◆ EXERCISE DESCRIPTION ◆
What you return should match every record exactly, with the images removed.

◆ EXERCISE INPUTS ◆
>> START

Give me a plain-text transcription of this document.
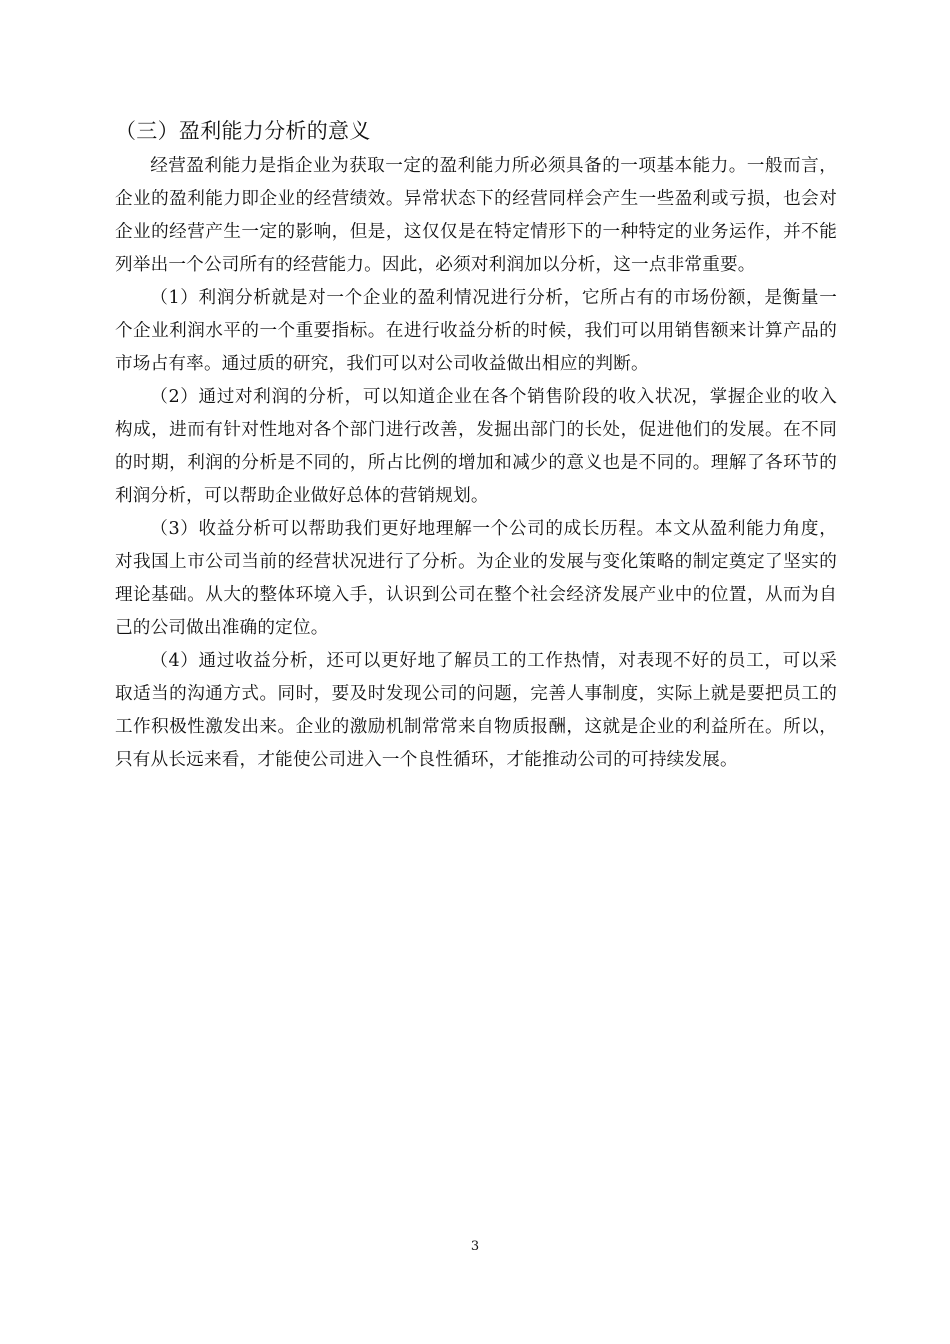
（三）盈利能力分析的意义

经营盈利能力是指企业为获取一定的盈利能力所必须具备的一项基本能力。一般而言，企业的盈利能力即企业的经营绩效。异常状态下的经营同样会产生一些盈利或亏损，也会对企业的经营产生一定的影响，但是，这仅仅是在特定情形下的一种特定的业务运作，并不能列举出一个公司所有的经营能力。因此，必须对利润加以分析，这一点非常重要。

（1）利润分析就是对一个企业的盈利情况进行分析，它所占有的市场份额，是衡量一个企业利润水平的一个重要指标。在进行收益分析的时候，我们可以用销售额来计算产品的市场占有率。通过质的研究，我们可以对公司收益做出相应的判断。

（2）通过对利润的分析，可以知道企业在各个销售阶段的收入状况，掌握企业的收入构成，进而有针对性地对各个部门进行改善，发掘出部门的长处，促进他们的发展。在不同的时期，利润的分析是不同的，所占比例的增加和减少的意义也是不同的。理解了各环节的利润分析，可以帮助企业做好总体的营销规划。

（3）收益分析可以帮助我们更好地理解一个公司的成长历程。本文从盈利能力角度，对我国上市公司当前的经营状况进行了分析。为企业的发展与变化策略的制定奠定了坚实的理论基础。从大的整体环境入手，认识到公司在整个社会经济发展产业中的位置，从而为自己的公司做出准确的定位。

（4）通过收益分析，还可以更好地了解员工的工作热情，对表现不好的员工，可以采取适当的沟通方式。同时，要及时发现公司的问题，完善人事制度，实际上就是要把员工的工作积极性激发出来。企业的激励机制常常来自物质报酬，这就是企业的利益所在。所以，只有从长远来看，才能使公司进入一个良性循环，才能推动公司的可持续发展。

3
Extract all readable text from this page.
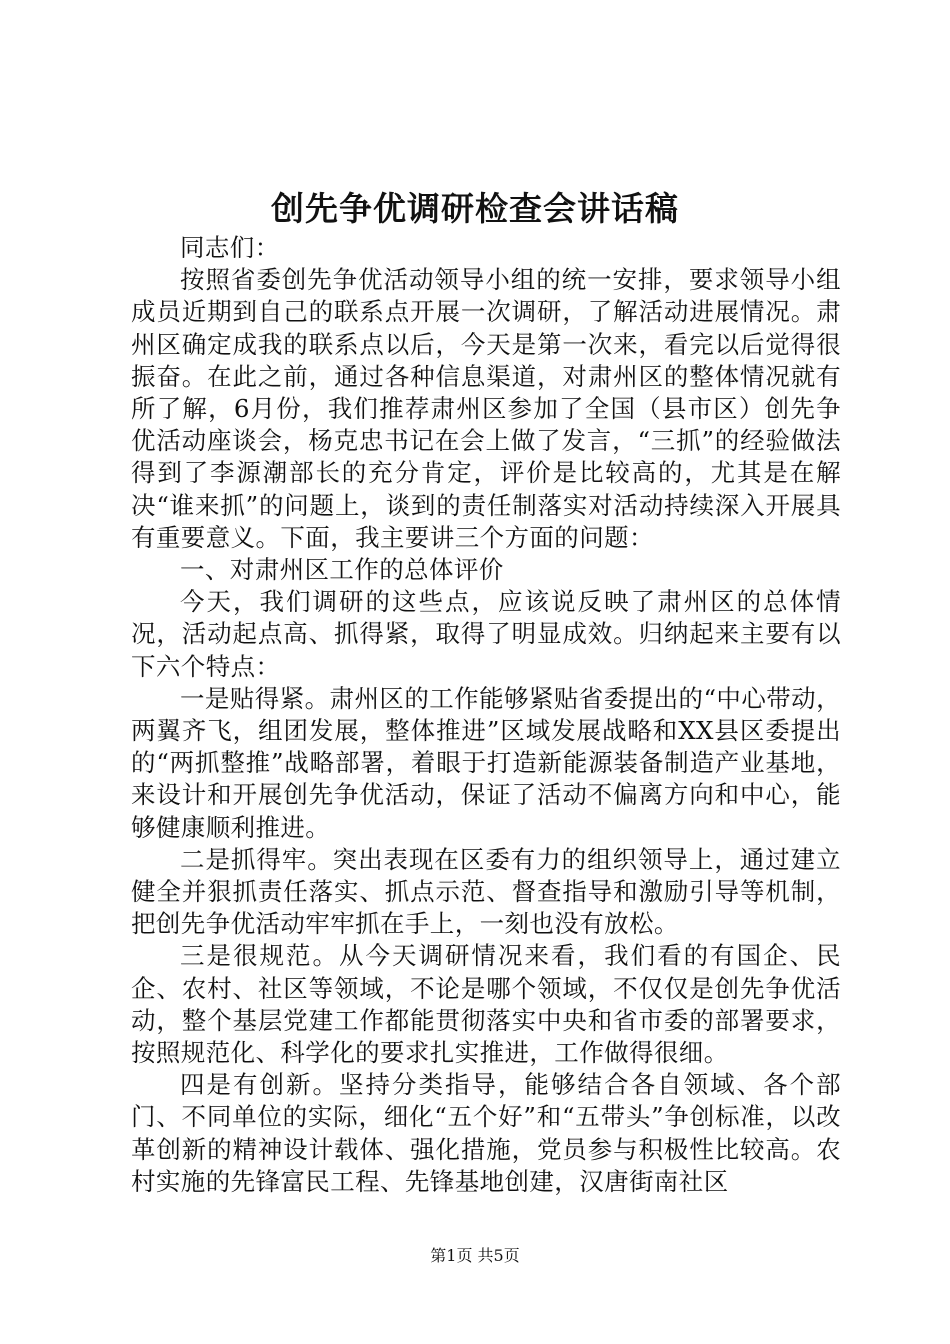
创先争优调研检查会讲话稿

同志们：

按照省委创先争优活动领导小组的统一安排，要求领导小组成员近期到自己的联系点开展一次调研，了解活动进展情况。肃州区确定成我的联系点以后，今天是第一次来，看完以后觉得很振奋。在此之前，通过各种信息渠道，对肃州区的整体情况就有所了解，6月份，我们推荐肃州区参加了全国（县市区）创先争优活动座谈会，杨克忠书记在会上做了发言，“三抓”的经验做法得到了李源潮部长的充分肯定，评价是比较高的，尤其是在解决“谁来抓”的问题上，谈到的责任制落实对活动持续深入开展具有重要意义。下面，我主要讲三个方面的问题：

一、对肃州区工作的总体评价

今天，我们调研的这些点，应该说反映了肃州区的总体情况，活动起点高、抓得紧，取得了明显成效。归纳起来主要有以下六个特点：

一是贴得紧。肃州区的工作能够紧贴省委提出的“中心带动，两翼齐飞，组团发展，整体推进”区域发展战略和XX县区委提出的“两抓整推”战略部署，着眼于打造新能源装备制造产业基地，来设计和开展创先争优活动，保证了活动不偏离方向和中心，能够健康顺利推进。

二是抓得牢。突出表现在区委有力的组织领导上，通过建立健全并狠抓责任落实、抓点示范、督查指导和激励引导等机制，把创先争优活动牢牢抓在手上，一刻也没有放松。

三是很规范。从今天调研情况来看，我们看的有国企、民企、农村、社区等领域，不论是哪个领域，不仅仅是创先争优活动，整个基层党建工作都能贯彻落实中央和省市委的部署要求，按照规范化、科学化的要求扎实推进，工作做得很细。

四是有创新。坚持分类指导，能够结合各自领域、各个部门、不同单位的实际，细化“五个好”和“五带头”争创标准，以改革创新的精神设计载体、强化措施，党员参与积极性比较高。农村实施的先锋富民工程、先锋基地创建，汉唐街南社区

第1页 共5页
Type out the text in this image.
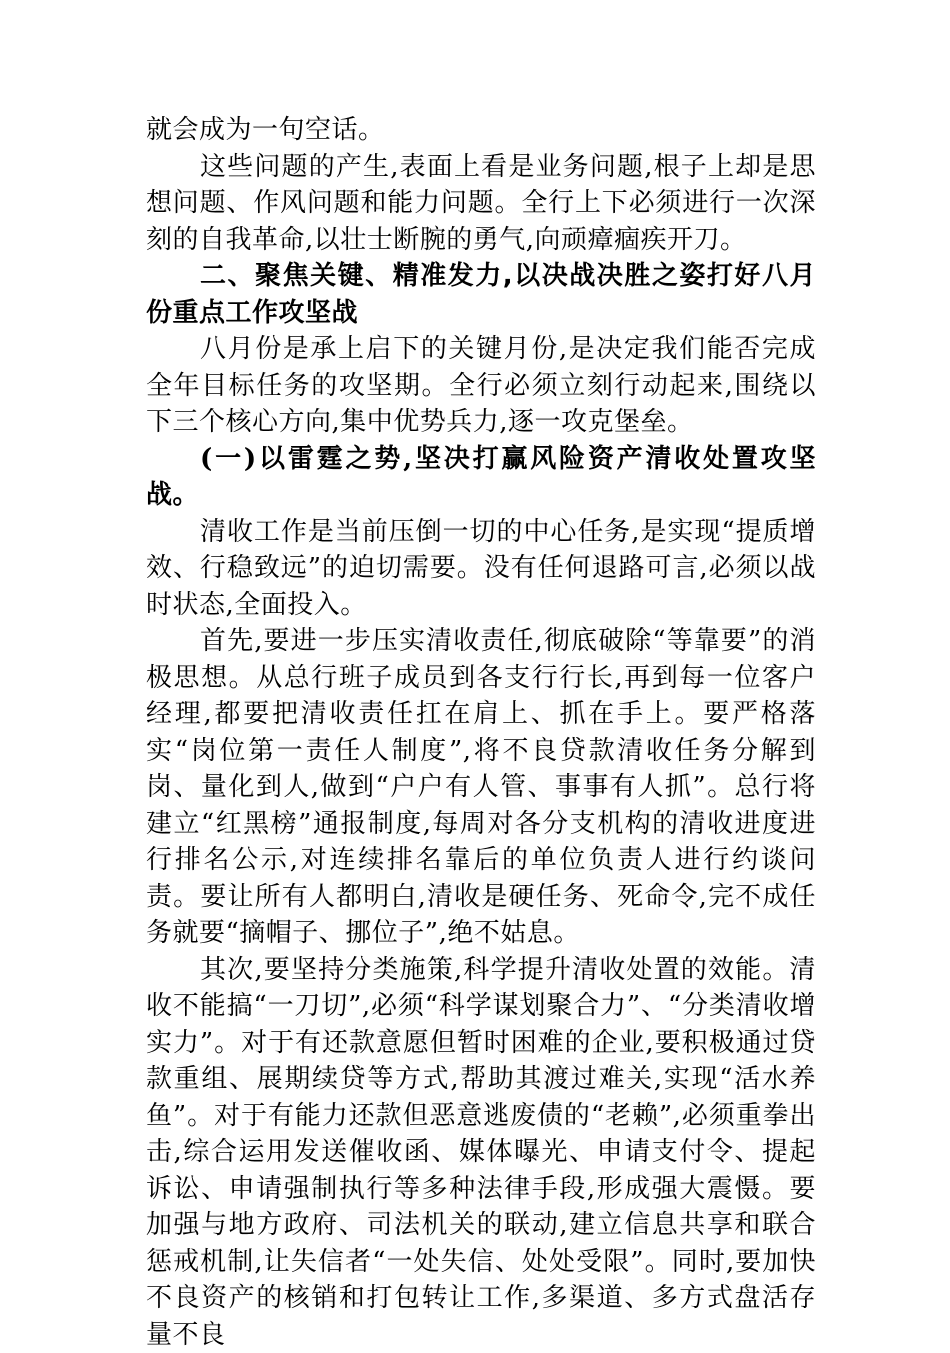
就会成为一句空话。

这些问题的产生,表面上看是业务问题,根子上却是思想问题、作风问题和能力问题。全行上下必须进行一次深刻的自我革命,以壮士断腕的勇气,向顽瘴痼疾开刀。

二、聚焦关键、精准发力,以决战决胜之姿打好八月份重点工作攻坚战

八月份是承上启下的关键月份,是决定我们能否完成全年目标任务的攻坚期。全行必须立刻行动起来,围绕以下三个核心方向,集中优势兵力,逐一攻克堡垒。

(一)以雷霆之势,坚决打赢风险资产清收处置攻坚战。

清收工作是当前压倒一切的中心任务,是实现“提质增效、行稳致远”的迫切需要。没有任何退路可言,必须以战时状态,全面投入。

首先,要进一步压实清收责任,彻底破除“等靠要”的消极思想。从总行班子成员到各支行行长,再到每一位客户经理,都要把清收责任扛在肩上、抓在手上。要严格落实“岗位第一责任人制度”,将不良贷款清收任务分解到岗、量化到人,做到“户户有人管、事事有人抓”。总行将建立“红黑榜”通报制度,每周对各分支机构的清收进度进行排名公示,对连续排名靠后的单位负责人进行约谈问责。要让所有人都明白,清收是硬任务、死命令,完不成任务就要“摘帽子、挪位子”,绝不姑息。

其次,要坚持分类施策,科学提升清收处置的效能。清收不能搞“一刀切”,必须“科学谋划聚合力”、“分类清收增实力”。对于有还款意愿但暂时困难的企业,要积极通过贷款重组、展期续贷等方式,帮助其渡过难关,实现“活水养鱼”。对于有能力还款但恶意逃废债的“老赖”,必须重拳出击,综合运用发送催收函、媒体曝光、申请支付令、提起诉讼、申请强制执行等多种法律手段,形成强大震慑。要加强与地方政府、司法机关的联动,建立信息共享和联合惩戒机制,让失信者“一处失信、处处受限”。同时,要加快不良资产的核销和打包转让工作,多渠道、多方式盘活存量不良
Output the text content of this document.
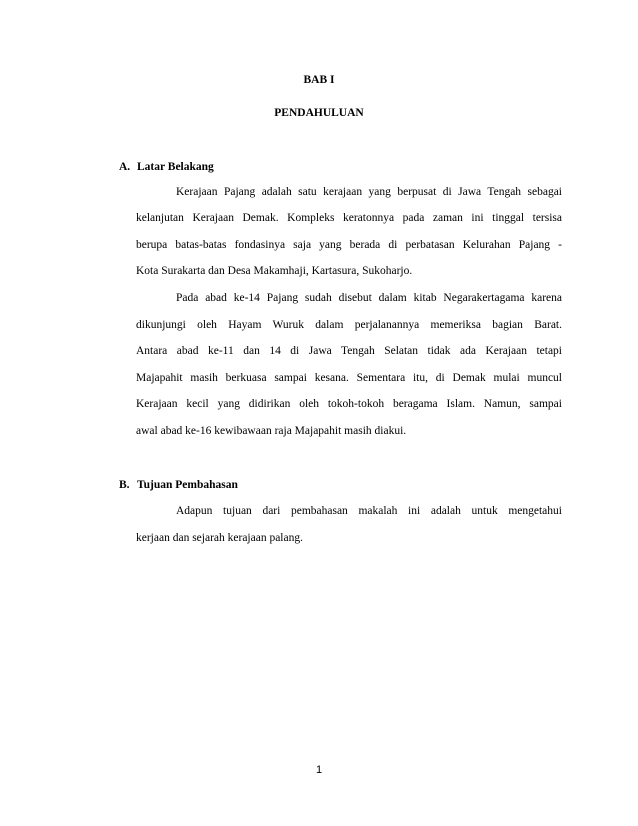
BAB I

PENDAHULUAN

A. Latar Belakang

Kerajaan Pajang adalah satu kerajaan yang berpusat di Jawa Tengah sebagai
kelanjutan Kerajaan Demak. Kompleks keratonnya pada zaman ini tinggal tersisa
berupa batas-batas fondasinya saja yang berada di perbatasan Kelurahan Pajang -
Kota Surakarta dan Desa Makamhaji, Kartasura, Sukoharjo.
Pada abad ke-14 Pajang sudah disebut dalam kitab Negarakertagama karena
dikunjungi oleh Hayam Wuruk dalam perjalanannya memeriksa bagian Barat.
Antara abad ke-11 dan 14 di Jawa Tengah Selatan tidak ada Kerajaan tetapi
Majapahit masih berkuasa sampai kesana. Sementara itu, di Demak mulai muncul
Kerajaan kecil yang didirikan oleh tokoh-tokoh beragama Islam. Namun, sampai
awal abad ke-16 kewibawaan raja Majapahit masih diakui.

B. Tujuan Pembahasan

Adapun tujuan dari pembahasan makalah ini adalah untuk mengetahui
kerjaan dan sejarah kerajaan palang.
1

>> END

◆ SOLUTION TO THE PROBLEM ◆
Give me a plain-text transcription of this document.
（三）盈利能力分析的意义

经营盈利能力是指企业为获取一定的盈利能力所必须具备的一项基本能力。一般而言，企业的盈利能力即企业的经营绩效。异常状态下的经营同样会产生一些盈利或亏损，也会对企业的经营产生一定的影响，但是，这仅仅是在特定情形下的一种特定的业务运作，并不能列举出一个公司所有的经营能力。因此，必须对利润加以分析，这一点非常重要。

（1）利润分析就是对一个企业的盈利情况进行分析，它所占有的市场份额，是衡量一个企业利润水平的一个重要指标。在进行收益分析的时候，我们可以用销售额来计算产品的市场占有率。通过质的研究，我们可以对公司收益做出相应的判断。

（2）通过对利润的分析，可以知道企业在各个销售阶段的收入状况，掌握企业的收入构成，进而有针对性地对各个部门进行改善，发掘出部门的长处，促进他们的发展。在不同的时期，利润的分析是不同的，所占比例的增加和减少的意义也是不同的。理解了各环节的利润分析，可以帮助企业做好总体的营销规划。

（3）收益分析可以帮助我们更好地理解一个公司的成长历程。本文从盈利能力角度，对我国上市公司当前的经营状况进行了分析。为企业的发展与变化策略的制定奠定了坚实的理论基础。从大的整体环境入手，认识到公司在整个社会经济发展产业中的位置，从而为自己的公司做出准确的定位。

（4）通过收益分析，还可以更好地了解员工的工作热情，对表现不好的员工，可以采取适当的沟通方式。同时，要及时发现公司的问题，完善人事制度，实际上就是要把员工的工作积极性激发出来。企业的激励机制常常来自物质报酬，这就是企业的利益所在。所以，只有从长远来看，才能使公司进入一个良性循环，才能推动公司的可持续发展。

3
Extract all readable text from this page.
创先争优调研检查会讲话稿

同志们：

按照省委创先争优活动领导小组的统一安排，要求领导小组成员近期到自己的联系点开展一次调研，了解活动进展情况。肃州区确定成我的联系点以后，今天是第一次来，看完以后觉得很振奋。在此之前，通过各种信息渠道，对肃州区的整体情况就有所了解，6月份，我们推荐肃州区参加了全国（县市区）创先争优活动座谈会，杨克忠书记在会上做了发言，“三抓”的经验做法得到了李源潮部长的充分肯定，评价是比较高的，尤其是在解决“谁来抓”的问题上，谈到的责任制落实对活动持续深入开展具有重要意义。下面，我主要讲三个方面的问题：

一、对肃州区工作的总体评价

今天，我们调研的这些点，应该说反映了肃州区的总体情况，活动起点高、抓得紧，取得了明显成效。归纳起来主要有以下六个特点：

一是贴得紧。肃州区的工作能够紧贴省委提出的“中心带动，两翼齐飞，组团发展，整体推进”区域发展战略和XX县区委提出的“两抓整推”战略部署，着眼于打造新能源装备制造产业基地，来设计和开展创先争优活动，保证了活动不偏离方向和中心，能够健康顺利推进。

二是抓得牢。突出表现在区委有力的组织领导上，通过建立健全并狠抓责任落实、抓点示范、督查指导和激励引导等机制，把创先争优活动牢牢抓在手上，一刻也没有放松。

三是很规范。从今天调研情况来看，我们看的有国企、民企、农村、社区等领域，不论是哪个领域，不仅仅是创先争优活动，整个基层党建工作都能贯彻落实中央和省市委的部署要求，按照规范化、科学化的要求扎实推进，工作做得很细。

四是有创新。坚持分类指导，能够结合各自领域、各个部门、不同单位的实际，细化“五个好”和“五带头”争创标准，以改革创新的精神设计载体、强化措施，党员参与积极性比较高。农村实施的先锋富民工程、先锋基地创建，汉唐街南社区

第1页 共5页
Type out the text in this image.
就会成为一句空话。

这些问题的产生,表面上看是业务问题,根子上却是思想问题、作风问题和能力问题。全行上下必须进行一次深刻的自我革命,以壮士断腕的勇气,向顽瘴痼疾开刀。

二、聚焦关键、精准发力,以决战决胜之姿打好八月份重点工作攻坚战

八月份是承上启下的关键月份,是决定我们能否完成全年目标任务的攻坚期。全行必须立刻行动起来,围绕以下三个核心方向,集中优势兵力,逐一攻克堡垒。

(一)以雷霆之势,坚决打赢风险资产清收处置攻坚战。

清收工作是当前压倒一切的中心任务,是实现“提质增效、行稳致远”的迫切需要。没有任何退路可言,必须以战时状态,全面投入。

首先,要进一步压实清收责任,彻底破除“等靠要”的消极思想。从总行班子成员到各支行行长,再到每一位客户经理,都要把清收责任扛在肩上、抓在手上。要严格落实“岗位第一责任人制度”,将不良贷款清收任务分解到岗、量化到人,做到“户户有人管、事事有人抓”。总行将建立“红黑榜”通报制度,每周对各分支机构的清收进度进行排名公示,对连续排名靠后的单位负责人进行约谈问责。要让所有人都明白,清收是硬任务、死命令,完不成任务就要“摘帽子、挪位子”,绝不姑息。

其次,要坚持分类施策,科学提升清收处置的效能。清收不能搞“一刀切”,必须“科学谋划聚合力”、“分类清收增实力”。对于有还款意愿但暂时困难的企业,要积极通过贷款重组、展期续贷等方式,帮助其渡过难关,实现“活水养鱼”。对于有能力还款但恶意逃废债的“老赖”,必须重拳出击,综合运用发送催收函、媒体曝光、申请支付令、提起诉讼、申请强制执行等多种法律手段,形成强大震慑。要加强与地方政府、司法机关的联动,建立信息共享和联合惩戒机制,让失信者“一处失信、处处受限”。同时,要加快不良资产的核销和打包转让工作,多渠道、多方式盘活存量不良
Output the text content of this document.
BAB I

PENDAHULUAN

A. Latar Belakang

Kerajaan Pajang adalah satu kerajaan yang berpusat di Jawa Tengah sebagai
kelanjutan Kerajaan Demak. Kompleks keratonnya pada zaman ini tinggal tersisa
berupa batas-batas fondasinya saja yang berada di perbatasan Kelurahan Pajang -
Kota Surakarta dan Desa Makamhaji, Kartasura, Sukoharjo.
Pada abad ke-14 Pajang sudah disebut dalam kitab Negarakertagama karena
dikunjungi oleh Hayam Wuruk dalam perjalanannya memeriksa bagian Barat.
Antara abad ke-11 dan 14 di Jawa Tengah Selatan tidak ada Kerajaan tetapi
Majapahit masih berkuasa sampai kesana. Sementara itu, di Demak mulai muncul
Kerajaan kecil yang didirikan oleh tokoh-tokoh beragama Islam. Namun, sampai
awal abad ke-16 kewibawaan raja Majapahit masih diakui.

B. Tujuan Pembahasan

Adapun tujuan dari pembahasan makalah ini adalah untuk mengetahui
kerjaan dan sejarah kerajaan palang.
1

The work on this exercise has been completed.